Set the data down again, exactly as it reads, but without the pictures.

— BEGIN Records shown —

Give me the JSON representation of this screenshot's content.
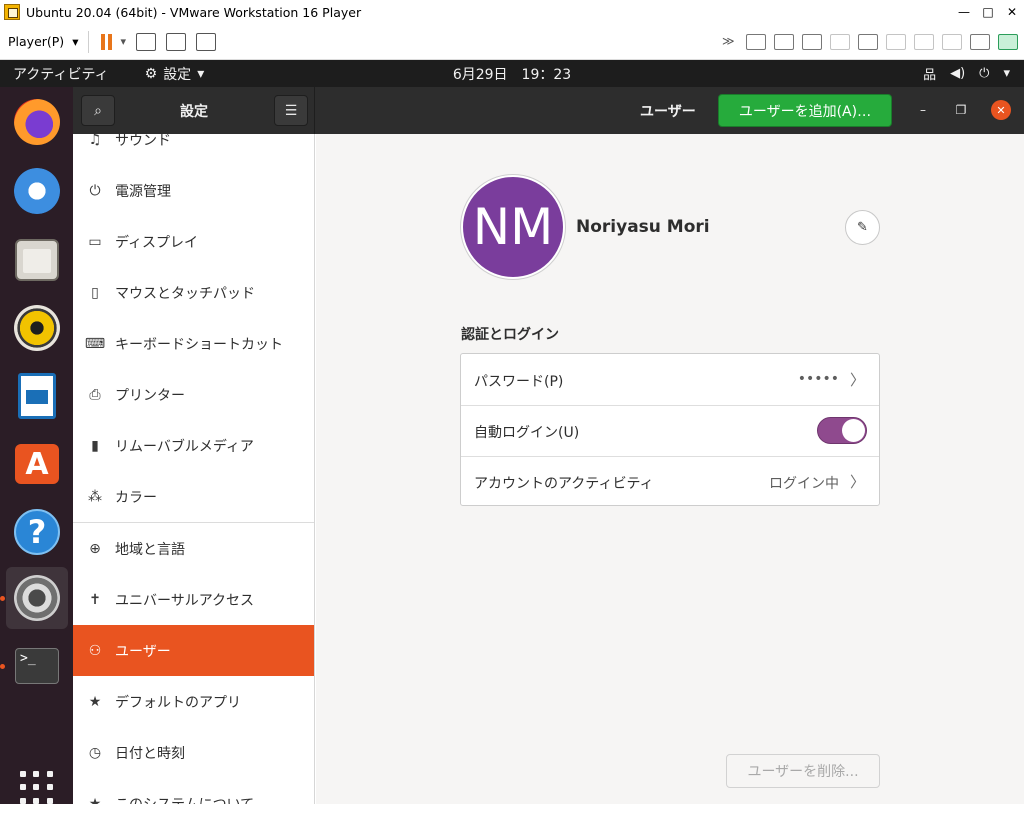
{
  "vmware": {
    "window_title": "Ubuntu 20.04 (64bit) - VMware Workstation 16 Player",
    "player_menu": "Player(P)"
  },
  "gnome": {
    "activities": "アクティビティ",
    "app_menu": "設定",
    "clock": "6月29日　19：23"
  },
  "settings": {
    "sidebar_title": "設定",
    "page_title": "ユーザー",
    "add_user_label": "ユーザーを追加(A)…",
    "sidebar_items": [
      {
        "label": "サウンド",
        "icon": "music-note-icon"
      },
      {
        "label": "電源管理",
        "icon": "power-icon"
      },
      {
        "label": "ディスプレイ",
        "icon": "display-icon"
      },
      {
        "label": "マウスとタッチパッド",
        "icon": "mouse-icon"
      },
      {
        "label": "キーボードショートカット",
        "icon": "keyboard-icon"
      },
      {
        "label": "プリンター",
        "icon": "printer-icon"
      },
      {
        "label": "リムーバブルメディア",
        "icon": "usb-drive-icon"
      },
      {
        "label": "カラー",
        "icon": "color-icon"
      },
      {
        "label": "地域と言語",
        "icon": "globe-icon"
      },
      {
        "label": "ユニバーサルアクセス",
        "icon": "accessibility-icon"
      },
      {
        "label": "ユーザー",
        "icon": "users-icon"
      },
      {
        "label": "デフォルトのアプリ",
        "icon": "star-icon"
      },
      {
        "label": "日付と時刻",
        "icon": "clock-icon"
      },
      {
        "label": "このシステムについて",
        "icon": "star-icon"
      }
    ],
    "user": {
      "initials": "NM",
      "name": "Noriyasu Mori"
    },
    "auth_section_title": "認証とログイン",
    "auth_rows": [
      {
        "label": "パスワード(P)",
        "value": "•••••"
      },
      {
        "label": "自動ログイン(U)",
        "toggle_on": true
      },
      {
        "label": "アカウントのアクティビティ",
        "value": "ログイン中"
      }
    ],
    "delete_user_label": "ユーザーを削除..."
  },
  "colors": {
    "ubuntu_orange": "#e95420",
    "add_button_green": "#26ab3c",
    "avatar_purple": "#7a3d9c",
    "toggle_purple": "#8f4a8e"
  }
}
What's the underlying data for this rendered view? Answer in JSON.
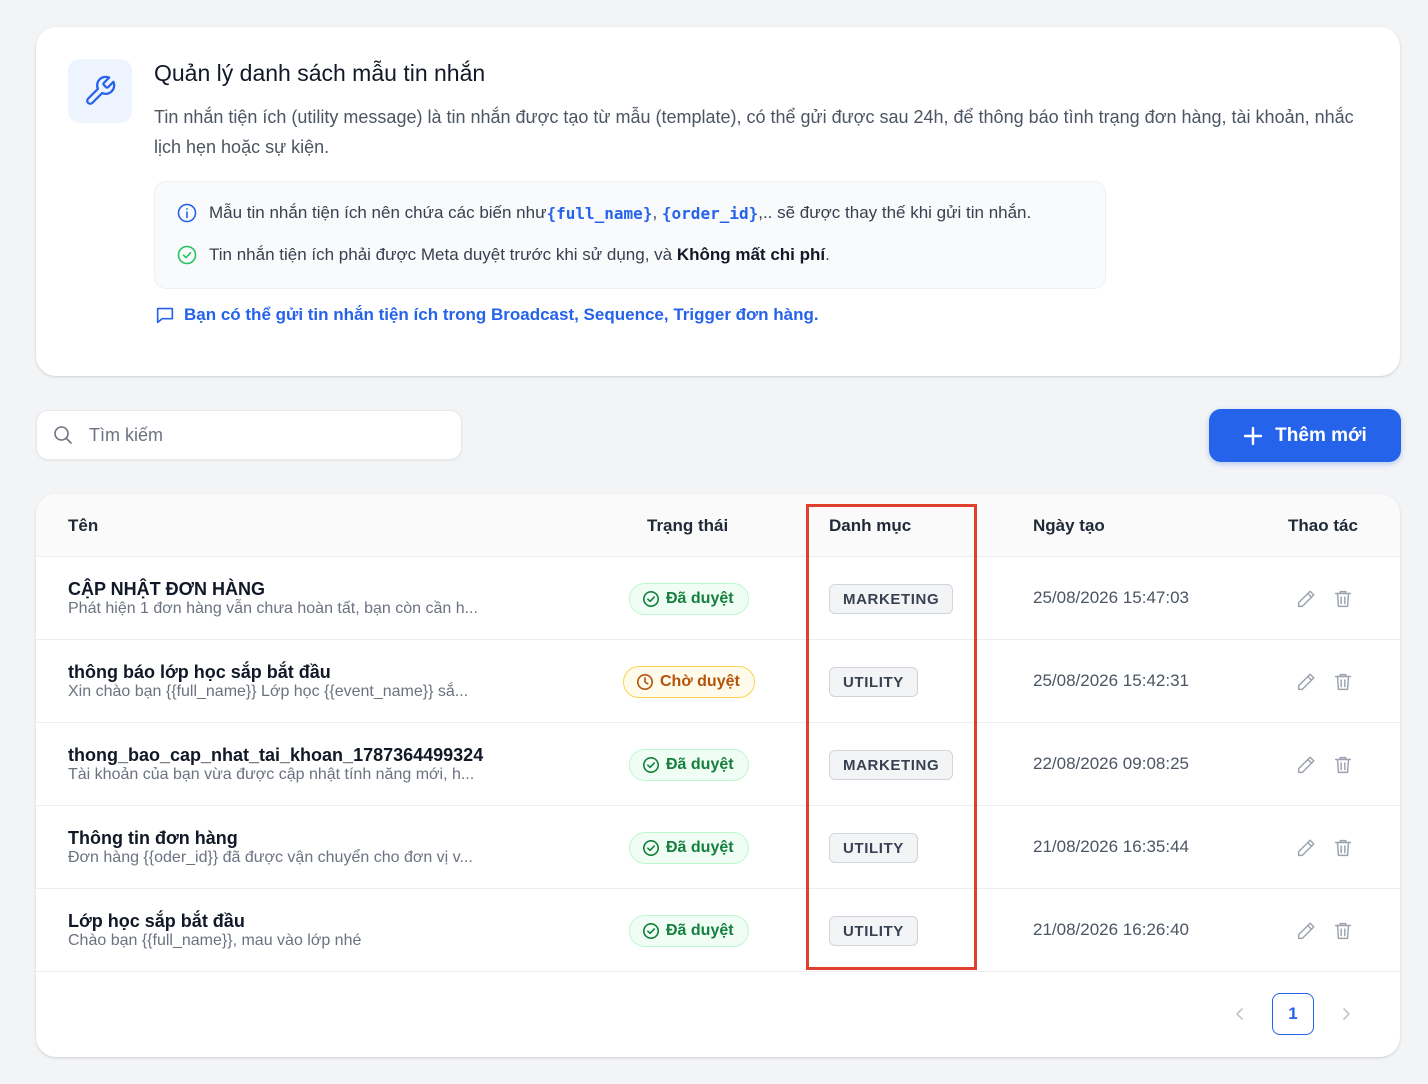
{
  "header": {
    "title": "Quản lý danh sách mẫu tin nhắn",
    "description": "Tin nhắn tiện ích (utility message) là tin nhắn được tạo từ mẫu (template), có thể gửi được sau 24h, để thông báo tình trạng đơn hàng, tài khoản, nhắc lịch hẹn hoặc sự kiện.",
    "icon": "wrench-icon"
  },
  "notes": {
    "note1": {
      "icon": "info-icon",
      "prefix": "Mẫu tin nhắn tiện ích nên chứa các biến như ",
      "var1": "{full_name}",
      "sep": ", ",
      "var2": "{order_id}",
      "suffix": ",.. sẽ được thay thế khi gửi tin nhắn."
    },
    "note2": {
      "icon": "check-circle-icon",
      "prefix": "Tin nhắn tiện ích phải được Meta duyệt trước khi sử dụng, và ",
      "bold": "Không mất chi phí",
      "suffix": "."
    }
  },
  "hint": {
    "icon": "chat-icon",
    "text": "Bạn có thể gửi tin nhắn tiện ích trong Broadcast, Sequence, Trigger đơn hàng."
  },
  "search": {
    "placeholder": "Tìm kiếm",
    "value": ""
  },
  "add_button": {
    "label": "Thêm mới"
  },
  "table": {
    "columns": {
      "name": "Tên",
      "status": "Trạng thái",
      "category": "Danh mục",
      "created": "Ngày tạo",
      "actions": "Thao tác"
    },
    "rows": [
      {
        "name": "CẬP NHẬT ĐƠN HÀNG",
        "preview": "Phát hiện 1 đơn hàng vẫn chưa hoàn tất, bạn còn cần h...",
        "status": "Đã duyệt",
        "status_type": "approved",
        "category": "MARKETING",
        "created": "25/08/2026 15:47:03"
      },
      {
        "name": "thông báo lớp học sắp bắt đầu",
        "preview": "Xin chào bạn {{full_name}} Lớp học {{event_name}} sắ...",
        "status": "Chờ duyệt",
        "status_type": "pending",
        "category": "UTILITY",
        "created": "25/08/2026 15:42:31"
      },
      {
        "name": "thong_bao_cap_nhat_tai_khoan_1787364499324",
        "preview": "Tài khoản của bạn vừa được cập nhật tính năng mới, h...",
        "status": "Đã duyệt",
        "status_type": "approved",
        "category": "MARKETING",
        "created": "22/08/2026 09:08:25"
      },
      {
        "name": "Thông tin đơn hàng",
        "preview": "Đơn hàng {{oder_id}} đã được vận chuyển cho đơn vị v...",
        "status": "Đã duyệt",
        "status_type": "approved",
        "category": "UTILITY",
        "created": "21/08/2026 16:35:44"
      },
      {
        "name": "Lớp học sắp bắt đầu",
        "preview": "Chào bạn {{full_name}}, mau vào lớp nhé",
        "status": "Đã duyệt",
        "status_type": "approved",
        "category": "UTILITY",
        "created": "21/08/2026 16:26:40"
      }
    ]
  },
  "pagination": {
    "current_page": "1"
  },
  "colors": {
    "accent": "#2563eb",
    "approved": "#15803d",
    "pending": "#b45309",
    "highlight": "#e0412e"
  }
}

— END Records shown —

> Answer for this exercise
Give me the JSON representation of this screenshot's content.
{
  "vmware": {
    "window_title": "Ubuntu 20.04 (64bit) - VMware Workstation 16 Player",
    "player_menu": "Player(P)"
  },
  "gnome": {
    "activities": "アクティビティ",
    "app_menu": "設定",
    "clock": "6月29日　19：23"
  },
  "settings": {
    "sidebar_title": "設定",
    "page_title": "ユーザー",
    "add_user_label": "ユーザーを追加(A)…",
    "sidebar_items": [
      {
        "label": "サウンド",
        "icon": "music-note-icon"
      },
      {
        "label": "電源管理",
        "icon": "power-icon"
      },
      {
        "label": "ディスプレイ",
        "icon": "display-icon"
      },
      {
        "label": "マウスとタッチパッド",
        "icon": "mouse-icon"
      },
      {
        "label": "キーボードショートカット",
        "icon": "keyboard-icon"
      },
      {
        "label": "プリンター",
        "icon": "printer-icon"
      },
      {
        "label": "リムーバブルメディア",
        "icon": "usb-drive-icon"
      },
      {
        "label": "カラー",
        "icon": "color-icon"
      },
      {
        "label": "地域と言語",
        "icon": "globe-icon"
      },
      {
        "label": "ユニバーサルアクセス",
        "icon": "accessibility-icon"
      },
      {
        "label": "ユーザー",
        "icon": "users-icon"
      },
      {
        "label": "デフォルトのアプリ",
        "icon": "star-icon"
      },
      {
        "label": "日付と時刻",
        "icon": "clock-icon"
      },
      {
        "label": "このシステムについて",
        "icon": "star-icon"
      }
    ],
    "user": {
      "initials": "NM",
      "name": "Noriyasu Mori"
    },
    "auth_section_title": "認証とログイン",
    "auth_rows": [
      {
        "label": "パスワード(P)",
        "value": "•••••"
      },
      {
        "label": "自動ログイン(U)",
        "toggle_on": true
      },
      {
        "label": "アカウントのアクティビティ",
        "value": "ログイン中"
      }
    ],
    "delete_user_label": "ユーザーを削除..."
  },
  "colors": {
    "ubuntu_orange": "#e95420",
    "add_button_green": "#26ab3c",
    "avatar_purple": "#7a3d9c",
    "toggle_purple": "#8f4a8e"
  }
}
What's the underlying data for this rendered view? Answer in JSON.
{
  "header": {
    "title": "Quản lý danh sách mẫu tin nhắn",
    "description": "Tin nhắn tiện ích (utility message) là tin nhắn được tạo từ mẫu (template), có thể gửi được sau 24h, để thông báo tình trạng đơn hàng, tài khoản, nhắc lịch hẹn hoặc sự kiện.",
    "icon": "wrench-icon"
  },
  "notes": {
    "note1": {
      "icon": "info-icon",
      "prefix": "Mẫu tin nhắn tiện ích nên chứa các biến như ",
      "var1": "{full_name}",
      "sep": ", ",
      "var2": "{order_id}",
      "suffix": ",.. sẽ được thay thế khi gửi tin nhắn."
    },
    "note2": {
      "icon": "check-circle-icon",
      "prefix": "Tin nhắn tiện ích phải được Meta duyệt trước khi sử dụng, và ",
      "bold": "Không mất chi phí",
      "suffix": "."
    }
  },
  "hint": {
    "icon": "chat-icon",
    "text": "Bạn có thể gửi tin nhắn tiện ích trong Broadcast, Sequence, Trigger đơn hàng."
  },
  "search": {
    "placeholder": "Tìm kiếm",
    "value": ""
  },
  "add_button": {
    "label": "Thêm mới"
  },
  "table": {
    "columns": {
      "name": "Tên",
      "status": "Trạng thái",
      "category": "Danh mục",
      "created": "Ngày tạo",
      "actions": "Thao tác"
    },
    "rows": [
      {
        "name": "CẬP NHẬT ĐƠN HÀNG",
        "preview": "Phát hiện 1 đơn hàng vẫn chưa hoàn tất, bạn còn cần h...",
        "status": "Đã duyệt",
        "status_type": "approved",
        "category": "MARKETING",
        "created": "25/08/2026 15:47:03"
      },
      {
        "name": "thông báo lớp học sắp bắt đầu",
        "preview": "Xin chào bạn {{full_name}} Lớp học {{event_name}} sắ...",
        "status": "Chờ duyệt",
        "status_type": "pending",
        "category": "UTILITY",
        "created": "25/08/2026 15:42:31"
      },
      {
        "name": "thong_bao_cap_nhat_tai_khoan_1787364499324",
        "preview": "Tài khoản của bạn vừa được cập nhật tính năng mới, h...",
        "status": "Đã duyệt",
        "status_type": "approved",
        "category": "MARKETING",
        "created": "22/08/2026 09:08:25"
      },
      {
        "name": "Thông tin đơn hàng",
        "preview": "Đơn hàng {{oder_id}} đã được vận chuyển cho đơn vị v...",
        "status": "Đã duyệt",
        "status_type": "approved",
        "category": "UTILITY",
        "created": "21/08/2026 16:35:44"
      },
      {
        "name": "Lớp học sắp bắt đầu",
        "preview": "Chào bạn {{full_name}}, mau vào lớp nhé",
        "status": "Đã duyệt",
        "status_type": "approved",
        "category": "UTILITY",
        "created": "21/08/2026 16:26:40"
      }
    ]
  },
  "pagination": {
    "current_page": "1"
  },
  "colors": {
    "accent": "#2563eb",
    "approved": "#15803d",
    "pending": "#b45309",
    "highlight": "#e0412e"
  }
}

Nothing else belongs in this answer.